#### EXERCISE OBJECTIVE:
Please reproduce every record, keeping each one exactly as written.

(Stored records)
****************

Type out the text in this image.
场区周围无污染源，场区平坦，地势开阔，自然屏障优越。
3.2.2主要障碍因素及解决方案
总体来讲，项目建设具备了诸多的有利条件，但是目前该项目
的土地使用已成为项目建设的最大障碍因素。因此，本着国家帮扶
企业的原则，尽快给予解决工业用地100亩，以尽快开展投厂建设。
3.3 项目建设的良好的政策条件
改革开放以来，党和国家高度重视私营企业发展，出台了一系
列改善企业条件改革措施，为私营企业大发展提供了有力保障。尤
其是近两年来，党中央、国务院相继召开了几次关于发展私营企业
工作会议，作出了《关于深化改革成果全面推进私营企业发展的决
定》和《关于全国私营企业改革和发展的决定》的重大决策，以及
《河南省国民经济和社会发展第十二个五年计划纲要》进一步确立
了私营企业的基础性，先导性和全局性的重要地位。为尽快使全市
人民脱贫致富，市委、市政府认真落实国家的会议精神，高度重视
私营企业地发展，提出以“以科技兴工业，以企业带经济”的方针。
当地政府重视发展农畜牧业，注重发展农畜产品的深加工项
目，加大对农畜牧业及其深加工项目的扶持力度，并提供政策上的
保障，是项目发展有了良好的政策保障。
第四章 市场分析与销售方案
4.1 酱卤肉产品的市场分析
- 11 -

****************

#### RESPONSE BELOW:
Type out the text in this image.
场区周围无污染源，场区平坦，地势开阔，自然屏障优越。
3.2.2主要障碍因素及解决方案
总体来讲，项目建设具备了诸多的有利条件，但是目前该项目
的土地使用已成为项目建设的最大障碍因素。因此，本着国家帮扶
企业的原则，尽快给予解决工业用地100亩，以尽快开展投厂建设。
3.3 项目建设的良好的政策条件
改革开放以来，党和国家高度重视私营企业发展，出台了一系
列改善企业条件改革措施，为私营企业大发展提供了有力保障。尤
其是近两年来，党中央、国务院相继召开了几次关于发展私营企业
工作会议，作出了《关于深化改革成果全面推进私营企业发展的决
定》和《关于全国私营企业改革和发展的决定》的重大决策，以及
《河南省国民经济和社会发展第十二个五年计划纲要》进一步确立
了私营企业的基础性，先导性和全局性的重要地位。为尽快使全市
人民脱贫致富，市委、市政府认真落实国家的会议精神，高度重视
私营企业地发展，提出以“以科技兴工业，以企业带经济”的方针。
当地政府重视发展农畜牧业，注重发展农畜产品的深加工项
目，加大对农畜牧业及其深加工项目的扶持力度，并提供政策上的
保障，是项目发展有了良好的政策保障。
第四章 市场分析与销售方案
4.1 酱卤肉产品的市场分析
- 11 -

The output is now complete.